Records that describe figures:
— START —

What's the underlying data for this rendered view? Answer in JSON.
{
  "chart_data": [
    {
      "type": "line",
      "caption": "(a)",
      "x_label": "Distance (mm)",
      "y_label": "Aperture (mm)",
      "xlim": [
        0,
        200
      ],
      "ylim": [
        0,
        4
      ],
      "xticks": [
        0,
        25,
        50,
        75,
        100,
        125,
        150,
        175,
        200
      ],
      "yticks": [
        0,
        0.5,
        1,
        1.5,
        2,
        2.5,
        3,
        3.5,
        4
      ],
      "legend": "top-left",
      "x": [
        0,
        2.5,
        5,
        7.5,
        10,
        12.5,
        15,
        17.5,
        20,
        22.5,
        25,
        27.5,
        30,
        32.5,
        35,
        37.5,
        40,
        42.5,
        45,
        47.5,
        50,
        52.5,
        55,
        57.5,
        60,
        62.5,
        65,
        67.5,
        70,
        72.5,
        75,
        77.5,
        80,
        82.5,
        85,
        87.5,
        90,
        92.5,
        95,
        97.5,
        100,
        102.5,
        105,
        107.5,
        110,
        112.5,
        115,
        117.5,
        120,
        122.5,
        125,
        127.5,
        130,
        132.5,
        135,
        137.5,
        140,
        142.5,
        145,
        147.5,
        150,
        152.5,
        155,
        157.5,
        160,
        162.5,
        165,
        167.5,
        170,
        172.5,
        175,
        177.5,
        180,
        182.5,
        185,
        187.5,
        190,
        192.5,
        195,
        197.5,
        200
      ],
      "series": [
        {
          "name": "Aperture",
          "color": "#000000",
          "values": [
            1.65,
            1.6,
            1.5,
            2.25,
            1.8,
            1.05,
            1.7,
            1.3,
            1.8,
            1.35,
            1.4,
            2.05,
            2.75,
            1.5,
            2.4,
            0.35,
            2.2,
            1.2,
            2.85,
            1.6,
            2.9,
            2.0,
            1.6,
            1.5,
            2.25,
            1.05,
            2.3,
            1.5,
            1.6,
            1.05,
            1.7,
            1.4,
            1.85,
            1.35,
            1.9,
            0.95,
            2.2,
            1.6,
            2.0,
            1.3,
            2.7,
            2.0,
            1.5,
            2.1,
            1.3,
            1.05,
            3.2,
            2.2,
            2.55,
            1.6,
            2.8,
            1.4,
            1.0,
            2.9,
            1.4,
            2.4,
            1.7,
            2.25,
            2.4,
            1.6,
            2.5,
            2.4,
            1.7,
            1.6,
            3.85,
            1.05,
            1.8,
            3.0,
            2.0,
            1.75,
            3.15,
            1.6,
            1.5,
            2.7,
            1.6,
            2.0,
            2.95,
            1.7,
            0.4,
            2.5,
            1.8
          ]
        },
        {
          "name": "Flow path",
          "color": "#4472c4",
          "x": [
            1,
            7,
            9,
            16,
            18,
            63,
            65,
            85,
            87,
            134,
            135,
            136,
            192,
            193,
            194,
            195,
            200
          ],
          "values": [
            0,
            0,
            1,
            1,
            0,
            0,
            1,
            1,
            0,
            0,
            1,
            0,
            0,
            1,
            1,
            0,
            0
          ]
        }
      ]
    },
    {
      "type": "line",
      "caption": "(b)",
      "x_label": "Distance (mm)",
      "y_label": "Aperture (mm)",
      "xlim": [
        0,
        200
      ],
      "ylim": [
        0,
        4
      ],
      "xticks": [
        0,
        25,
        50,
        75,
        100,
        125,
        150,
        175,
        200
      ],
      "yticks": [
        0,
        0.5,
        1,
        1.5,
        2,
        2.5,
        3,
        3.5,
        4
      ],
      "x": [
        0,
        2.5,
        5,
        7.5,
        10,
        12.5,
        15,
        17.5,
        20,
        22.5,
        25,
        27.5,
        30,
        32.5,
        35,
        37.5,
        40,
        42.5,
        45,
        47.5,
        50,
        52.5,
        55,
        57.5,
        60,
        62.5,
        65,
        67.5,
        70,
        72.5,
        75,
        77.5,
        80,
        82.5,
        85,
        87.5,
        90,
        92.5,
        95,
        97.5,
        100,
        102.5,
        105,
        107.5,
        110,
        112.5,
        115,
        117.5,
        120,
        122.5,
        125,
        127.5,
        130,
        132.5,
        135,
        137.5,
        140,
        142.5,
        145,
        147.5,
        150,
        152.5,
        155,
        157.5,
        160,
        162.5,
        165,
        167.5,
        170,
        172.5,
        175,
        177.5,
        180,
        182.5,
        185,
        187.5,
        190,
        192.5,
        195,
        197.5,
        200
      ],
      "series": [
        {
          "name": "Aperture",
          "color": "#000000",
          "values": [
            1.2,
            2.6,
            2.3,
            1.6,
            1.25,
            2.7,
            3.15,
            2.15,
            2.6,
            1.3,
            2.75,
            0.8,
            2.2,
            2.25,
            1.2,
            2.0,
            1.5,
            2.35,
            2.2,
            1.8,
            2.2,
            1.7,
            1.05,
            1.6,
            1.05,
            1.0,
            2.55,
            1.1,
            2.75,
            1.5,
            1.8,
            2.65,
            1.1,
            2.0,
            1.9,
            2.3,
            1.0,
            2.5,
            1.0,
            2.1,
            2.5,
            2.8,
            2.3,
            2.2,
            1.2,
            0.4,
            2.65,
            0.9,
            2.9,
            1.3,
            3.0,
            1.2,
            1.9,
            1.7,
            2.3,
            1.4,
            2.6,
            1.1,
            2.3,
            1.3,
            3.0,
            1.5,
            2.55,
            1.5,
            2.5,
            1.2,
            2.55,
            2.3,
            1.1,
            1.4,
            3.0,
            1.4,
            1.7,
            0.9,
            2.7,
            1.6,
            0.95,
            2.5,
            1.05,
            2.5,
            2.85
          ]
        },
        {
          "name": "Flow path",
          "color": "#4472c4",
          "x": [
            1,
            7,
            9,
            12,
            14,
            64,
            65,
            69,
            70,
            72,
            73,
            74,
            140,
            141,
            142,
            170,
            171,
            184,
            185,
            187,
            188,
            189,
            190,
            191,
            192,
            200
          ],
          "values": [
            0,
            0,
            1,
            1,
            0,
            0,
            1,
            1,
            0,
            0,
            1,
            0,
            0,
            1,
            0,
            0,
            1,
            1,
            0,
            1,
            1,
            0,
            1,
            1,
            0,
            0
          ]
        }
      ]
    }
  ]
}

— END —

GIVEN TASK: Return all of the data precisely as it appears.

TASK ANSWER:
What's the underlying data for this rendered view? Answer in JSON.
{
  "chart_data": [
    {
      "type": "line",
      "caption": "(a)",
      "x_label": "Distance (mm)",
      "y_label": "Aperture (mm)",
      "xlim": [
        0,
        200
      ],
      "ylim": [
        0,
        4
      ],
      "xticks": [
        0,
        25,
        50,
        75,
        100,
        125,
        150,
        175,
        200
      ],
      "yticks": [
        0,
        0.5,
        1,
        1.5,
        2,
        2.5,
        3,
        3.5,
        4
      ],
      "legend": "top-left",
      "x": [
        0,
        2.5,
        5,
        7.5,
        10,
        12.5,
        15,
        17.5,
        20,
        22.5,
        25,
        27.5,
        30,
        32.5,
        35,
        37.5,
        40,
        42.5,
        45,
        47.5,
        50,
        52.5,
        55,
        57.5,
        60,
        62.5,
        65,
        67.5,
        70,
        72.5,
        75,
        77.5,
        80,
        82.5,
        85,
        87.5,
        90,
        92.5,
        95,
        97.5,
        100,
        102.5,
        105,
        107.5,
        110,
        112.5,
        115,
        117.5,
        120,
        122.5,
        125,
        127.5,
        130,
        132.5,
        135,
        137.5,
        140,
        142.5,
        145,
        147.5,
        150,
        152.5,
        155,
        157.5,
        160,
        162.5,
        165,
        167.5,
        170,
        172.5,
        175,
        177.5,
        180,
        182.5,
        185,
        187.5,
        190,
        192.5,
        195,
        197.5,
        200
      ],
      "series": [
        {
          "name": "Aperture",
          "color": "#000000",
          "values": [
            1.65,
            1.6,
            1.5,
            2.25,
            1.8,
            1.05,
            1.7,
            1.3,
            1.8,
            1.35,
            1.4,
            2.05,
            2.75,
            1.5,
            2.4,
            0.35,
            2.2,
            1.2,
            2.85,
            1.6,
            2.9,
            2.0,
            1.6,
            1.5,
            2.25,
            1.05,
            2.3,
            1.5,
            1.6,
            1.05,
            1.7,
            1.4,
            1.85,
            1.35,
            1.9,
            0.95,
            2.2,
            1.6,
            2.0,
            1.3,
            2.7,
            2.0,
            1.5,
            2.1,
            1.3,
            1.05,
            3.2,
            2.2,
            2.55,
            1.6,
            2.8,
            1.4,
            1.0,
            2.9,
            1.4,
            2.4,
            1.7,
            2.25,
            2.4,
            1.6,
            2.5,
            2.4,
            1.7,
            1.6,
            3.85,
            1.05,
            1.8,
            3.0,
            2.0,
            1.75,
            3.15,
            1.6,
            1.5,
            2.7,
            1.6,
            2.0,
            2.95,
            1.7,
            0.4,
            2.5,
            1.8
          ]
        },
        {
          "name": "Flow path",
          "color": "#4472c4",
          "x": [
            1,
            7,
            9,
            16,
            18,
            63,
            65,
            85,
            87,
            134,
            135,
            136,
            192,
            193,
            194,
            195,
            200
          ],
          "values": [
            0,
            0,
            1,
            1,
            0,
            0,
            1,
            1,
            0,
            0,
            1,
            0,
            0,
            1,
            1,
            0,
            0
          ]
        }
      ]
    },
    {
      "type": "line",
      "caption": "(b)",
      "x_label": "Distance (mm)",
      "y_label": "Aperture (mm)",
      "xlim": [
        0,
        200
      ],
      "ylim": [
        0,
        4
      ],
      "xticks": [
        0,
        25,
        50,
        75,
        100,
        125,
        150,
        175,
        200
      ],
      "yticks": [
        0,
        0.5,
        1,
        1.5,
        2,
        2.5,
        3,
        3.5,
        4
      ],
      "x": [
        0,
        2.5,
        5,
        7.5,
        10,
        12.5,
        15,
        17.5,
        20,
        22.5,
        25,
        27.5,
        30,
        32.5,
        35,
        37.5,
        40,
        42.5,
        45,
        47.5,
        50,
        52.5,
        55,
        57.5,
        60,
        62.5,
        65,
        67.5,
        70,
        72.5,
        75,
        77.5,
        80,
        82.5,
        85,
        87.5,
        90,
        92.5,
        95,
        97.5,
        100,
        102.5,
        105,
        107.5,
        110,
        112.5,
        115,
        117.5,
        120,
        122.5,
        125,
        127.5,
        130,
        132.5,
        135,
        137.5,
        140,
        142.5,
        145,
        147.5,
        150,
        152.5,
        155,
        157.5,
        160,
        162.5,
        165,
        167.5,
        170,
        172.5,
        175,
        177.5,
        180,
        182.5,
        185,
        187.5,
        190,
        192.5,
        195,
        197.5,
        200
      ],
      "series": [
        {
          "name": "Aperture",
          "color": "#000000",
          "values": [
            1.2,
            2.6,
            2.3,
            1.6,
            1.25,
            2.7,
            3.15,
            2.15,
            2.6,
            1.3,
            2.75,
            0.8,
            2.2,
            2.25,
            1.2,
            2.0,
            1.5,
            2.35,
            2.2,
            1.8,
            2.2,
            1.7,
            1.05,
            1.6,
            1.05,
            1.0,
            2.55,
            1.1,
            2.75,
            1.5,
            1.8,
            2.65,
            1.1,
            2.0,
            1.9,
            2.3,
            1.0,
            2.5,
            1.0,
            2.1,
            2.5,
            2.8,
            2.3,
            2.2,
            1.2,
            0.4,
            2.65,
            0.9,
            2.9,
            1.3,
            3.0,
            1.2,
            1.9,
            1.7,
            2.3,
            1.4,
            2.6,
            1.1,
            2.3,
            1.3,
            3.0,
            1.5,
            2.55,
            1.5,
            2.5,
            1.2,
            2.55,
            2.3,
            1.1,
            1.4,
            3.0,
            1.4,
            1.7,
            0.9,
            2.7,
            1.6,
            0.95,
            2.5,
            1.05,
            2.5,
            2.85
          ]
        },
        {
          "name": "Flow path",
          "color": "#4472c4",
          "x": [
            1,
            7,
            9,
            12,
            14,
            64,
            65,
            69,
            70,
            72,
            73,
            74,
            140,
            141,
            142,
            170,
            171,
            184,
            185,
            187,
            188,
            189,
            190,
            191,
            192,
            200
          ],
          "values": [
            0,
            0,
            1,
            1,
            0,
            0,
            1,
            1,
            0,
            0,
            1,
            0,
            0,
            1,
            0,
            0,
            1,
            1,
            0,
            1,
            1,
            0,
            1,
            1,
            0,
            0
          ]
        }
      ]
    }
  ]
}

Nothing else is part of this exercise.